This potential for this new mutant form of neoliberal capitalism is set to exploit us all more than ever.

The mechanics are simple. It works by providing free services that billions of people use every day such as Google, Facebook and a myriad environment of apps thus enabling the providers of those services to fully surveil the behaviour of those users in extraordinary detail. It does so, on the whole without real consent – explicit, implied or otherwise.

What is really happening here is evolutionary and its overall trajectory should be checked – but reality tells you this will not happen. The battle for privacy in places like Britain has already been lost. What confronts us is the next natural technical phase of unfettered capitalism and we are quite likely to unquestionaly and dangerously embrace it.

As The Observer recently put it – “From the making of products to mass production, to managerial capitalism, to services, to financial capitalism, and now to the exploitation of behavioural predictions covertly derived from the surveillance of users. What one sees instead is a colonising ruthlessness of which John D Rockefeller would have been proud. First of all, there was the arrogant appropriation of users’ behavioural data – viewed as a free resource, there for the taking. Then the use of patented methods to extract or infer data even when users had explicitly denied permission, followed by the use of technologies that were opaque by design and fostered user ignorance.”

The lawlessness of the internet has not really been challenged because whatever fines have been imposed have been seen by the industry as little more than the cost of doing business. No-one has gone to jail – and they won’t. The continual crimes and scandals that tech-co’s are clocking up remind us of the egregious recklessness of the global banking industry that caused a decade long global recession.

It is dangerous for state surveillance, as it is in Britain, the worst in the Western world, to team up as they have done with private corporations that design and engineer their knowledge gathering technologies to ultimately use them against their own citizens. Indeed, as we have seen with scandals involving shadowy foreign billionaires teaming up with big-data firms such as SCL Elections, Cambridge Analytica and Facebook that so severely affected Britain’s EU referendum – democracy cannot be defended.

Self-regulation doesn’t work, no matter what. The UK’s border force wants biometric data before you enter or leave the country. Local councils use algorithms with previously collected data to apply their services, so does the NHS. Without offering yet more highly sensitive information you can’t access their services.

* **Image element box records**
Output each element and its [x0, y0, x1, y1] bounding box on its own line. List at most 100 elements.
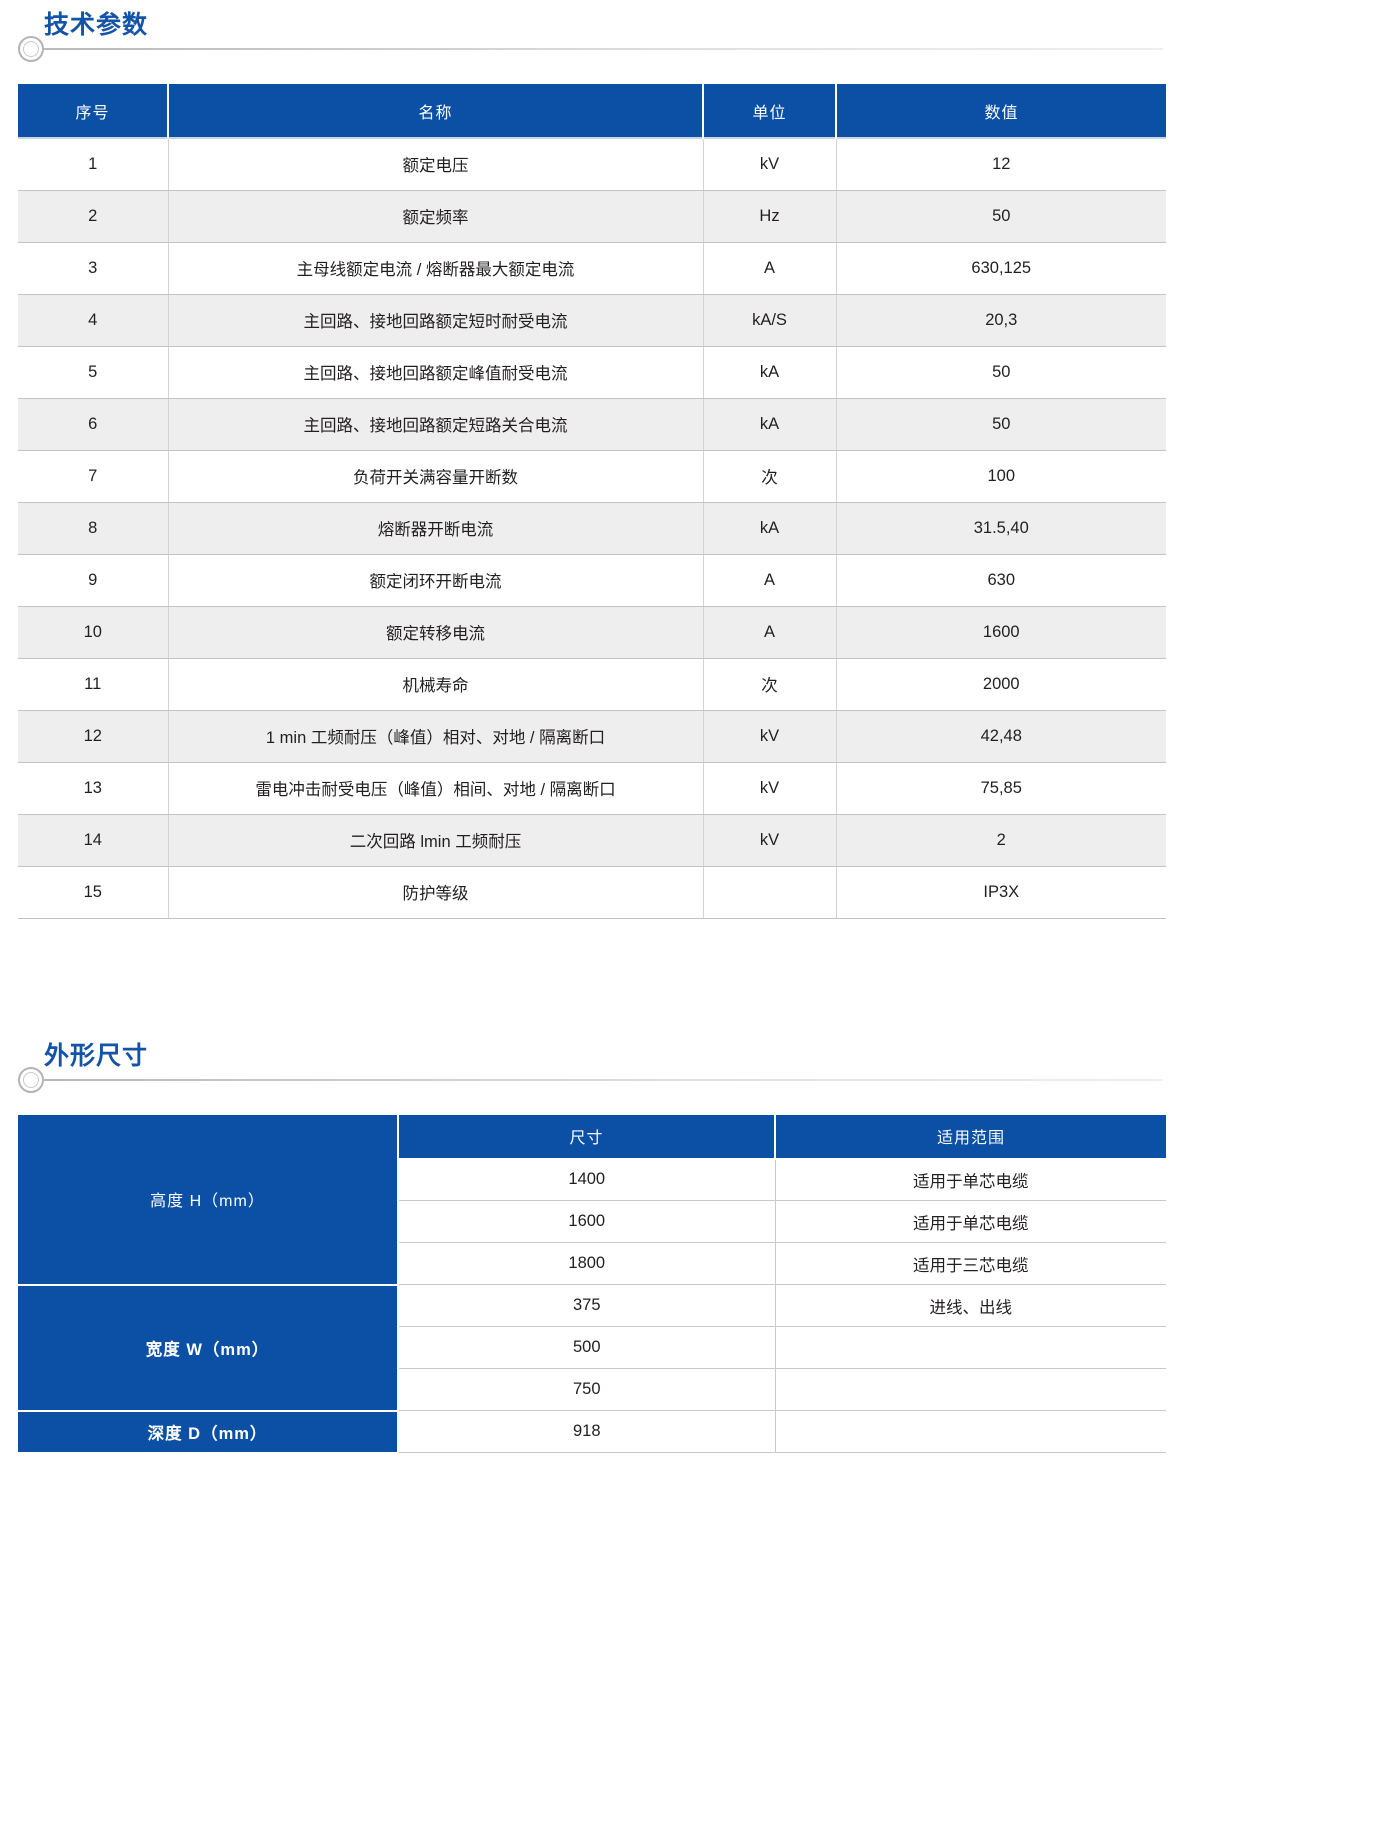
table-row: 7 负荷开关满容量开断数次 100	[18, 450, 1166, 503]
spec-cell-unit: A	[703, 554, 837, 607]
spec-cell-unit: Hz	[703, 190, 837, 243]
spec-cell-unit: kV	[703, 814, 837, 867]
dimension-size-value: 918	[398, 1410, 776, 1453]
dimension-table-body: 高度 H（mm） 尺寸 适用范围 1400 适用于单芯电缆 1600 适用于单芯…	[18, 1114, 1166, 1454]
spec-cell-name: 额定电压	[168, 138, 704, 191]
spec-cell-no: 7	[18, 450, 169, 503]
dimension-group-label-height: 高度 H（mm）	[18, 1114, 399, 1286]
spec-cell-value: 2000	[836, 658, 1166, 711]
spec-cell-value: 630	[836, 554, 1166, 607]
datasheet-page: 技术参数 序号 名称 单位 数值 1 额定电压 kV 12 2 额定频率 Hz 50 3 主母…	[0, 0, 1373, 1454]
spec-cell-no: 5	[18, 346, 169, 399]
spec-cell-name: 雷电冲击耐受电压（峰值）相间、对地 / 隔离断口	[168, 762, 704, 815]
ring-bullet-icon	[18, 36, 44, 62]
dimension-group-label-depth: 深度 D（mm）	[18, 1410, 399, 1454]
table-row: 3 主母线额定电流 / 熔断器最大额定电流 A 630,125	[18, 242, 1166, 295]
dimension-size-value: 375	[398, 1284, 776, 1327]
spec-cell-value: 50	[836, 398, 1166, 451]
section-title-dimension: 外形尺寸	[44, 1038, 159, 1073]
spec-cell-value: 100	[836, 450, 1166, 503]
spec-cell-value: 42,48	[836, 710, 1166, 763]
spec-col-header-unit: 单位	[703, 84, 837, 138]
spec-col-header-value: 数值	[836, 84, 1166, 138]
table-row: 13 雷电冲击耐受电压（峰值）相间、对地 / 隔离断口 kV 75,85	[18, 762, 1166, 815]
dimension-size-value: 1600	[398, 1200, 776, 1243]
spec-cell-unit: 次	[703, 658, 837, 711]
spec-cell-value: 2	[836, 814, 1166, 867]
spec-cell-no: 14	[18, 814, 169, 867]
spec-cell-unit: kA/S	[703, 294, 837, 347]
spec-cell-no: 1	[18, 138, 169, 191]
spec-cell-no: 6	[18, 398, 169, 451]
spec-cell-value: IP3X	[836, 866, 1166, 919]
spec-cell-name: 主回路、接地回路额定峰值耐受电流	[168, 346, 704, 399]
table-row: 5 主回路、接地回路额定峰值耐受电流 kA 50	[18, 346, 1166, 399]
spec-col-header-name: 名称	[168, 84, 704, 138]
spec-cell-no: 10	[18, 606, 169, 659]
spec-cell-unit: kA	[703, 346, 837, 399]
table-row: 1600 适用于单芯电缆	[18, 1200, 1166, 1243]
table-row: 15 防护等级 IP3X	[18, 866, 1166, 919]
dimension-group-label-width: 宽度 W（mm）	[18, 1284, 399, 1412]
spec-cell-no: 15	[18, 866, 169, 919]
spec-table-head: 序号 名称 单位 数值	[18, 84, 1166, 138]
spec-cell-no: 8	[18, 502, 169, 555]
table-row: 深度 D（mm） 918	[18, 1410, 1166, 1454]
spec-cell-value: 12	[836, 138, 1166, 191]
spec-cell-value: 50	[836, 190, 1166, 243]
spec-cell-no: 9	[18, 554, 169, 607]
dimension-scope-value	[775, 1410, 1166, 1453]
dimension-scope-value: 适用于单芯电缆	[775, 1200, 1166, 1243]
table-row: 1 额定电压 kV 12	[18, 138, 1166, 191]
spec-cell-value: 75,85	[836, 762, 1166, 815]
ring-bullet-icon	[18, 1066, 44, 1093]
spec-col-header-no: 序号	[18, 84, 169, 138]
spec-cell-name: 二次回路 lmin 工频耐压	[168, 814, 704, 867]
spec-cell-value: 1600	[836, 606, 1166, 659]
spec-cell-unit: kA	[703, 502, 837, 555]
table-row: 4 主回路、接地回路额定短时耐受电流 kA/S 20,3	[18, 294, 1166, 347]
spec-cell-no: 2	[18, 190, 169, 243]
spec-cell-no: 11	[18, 658, 169, 711]
spec-cell-name: 负荷开关满容量开断数	[168, 450, 704, 503]
spec-cell-name: 1 min 工频耐压（峰值）相对、对地 / 隔离断口	[168, 710, 704, 763]
table-row: 500	[18, 1326, 1166, 1369]
dimension-scope-value: 适用于单芯电缆	[775, 1158, 1166, 1201]
spec-cell-no: 4	[18, 294, 169, 347]
spec-header-row: 序号 名称 单位 数值	[18, 84, 1166, 138]
spec-cell-name: 主回路、接地回路额定短时耐受电流	[168, 294, 704, 347]
dimension-scope-value: 适用于三芯电缆	[775, 1242, 1166, 1285]
dimension-size-value: 1800	[398, 1242, 776, 1285]
table-row: 8 熔断器开断电流 kA 31.5,40	[18, 502, 1166, 555]
spec-cell-unit: A	[703, 242, 837, 295]
spec-table-body: 1 额定电压 kV 12 2 额定频率 Hz 50 3 主母线额定电流 / 熔断器最大额定电流…	[18, 138, 1166, 919]
dimension-scope-value	[775, 1326, 1166, 1369]
dimension-col-header-size: 尺寸	[398, 1114, 776, 1160]
dimension-size-value: 1400	[398, 1158, 776, 1201]
spec-cell-unit: 次	[703, 450, 837, 503]
table-row: 10 额定转移电流 A 1600	[18, 606, 1166, 659]
table-row: 14 二次回路 lmin 工频耐压 kV 2	[18, 814, 1166, 867]
dimension-size-value: 750	[398, 1368, 776, 1411]
section-title-spec: 技术参数	[44, 8, 159, 42]
table-row: 1400 适用于单芯电缆	[18, 1158, 1166, 1201]
spec-cell-value: 50	[836, 346, 1166, 399]
spec-cell-name: 主母线额定电流 / 熔断器最大额定电流	[168, 242, 704, 295]
spec-cell-value: 20,3	[836, 294, 1166, 347]
spec-cell-unit: kV	[703, 762, 837, 815]
section-header-dimension: 外形尺寸	[18, 1031, 1163, 1093]
technical-parameters-table: 序号 名称 单位 数值 1 额定电压 kV 12 2 额定频率 Hz 50 3 主母线额定电流…	[18, 84, 1166, 919]
section-header-spec: 技术参数	[18, 0, 1163, 62]
spec-cell-no: 13	[18, 762, 169, 815]
spec-cell-name: 防护等级	[168, 866, 704, 919]
section-gap	[0, 919, 1373, 1031]
spec-cell-name: 熔断器开断电流	[168, 502, 704, 555]
dimension-col-header-scope: 适用范围	[775, 1114, 1166, 1160]
spec-cell-unit: kA	[703, 398, 837, 451]
spec-cell-unit	[703, 866, 837, 919]
spec-cell-no: 3	[18, 242, 169, 295]
spec-cell-name: 主回路、接地回路额定短路关合电流	[168, 398, 704, 451]
spec-cell-unit: A	[703, 606, 837, 659]
dimension-size-value: 500	[398, 1326, 776, 1369]
dimension-scope-value	[775, 1368, 1166, 1411]
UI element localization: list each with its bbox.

* **WRITTEN TASK**
Write out the portion of the passage on surveillance capitalism starting at "This potential for" and ending at "implied or otherwise.".

* **TASK OUTPUT**
This potential for this new mutant form of neoliberal capitalism is set to exploit us all more than ever.

The mechanics are simple. It works by providing free services that billions of people use every day such as Google, Facebook and a myriad environment of apps thus enabling the providers of those services to fully surveil the behaviour of those users in extraordinary detail. It does so, on the whole without real consent – explicit, implied or otherwise.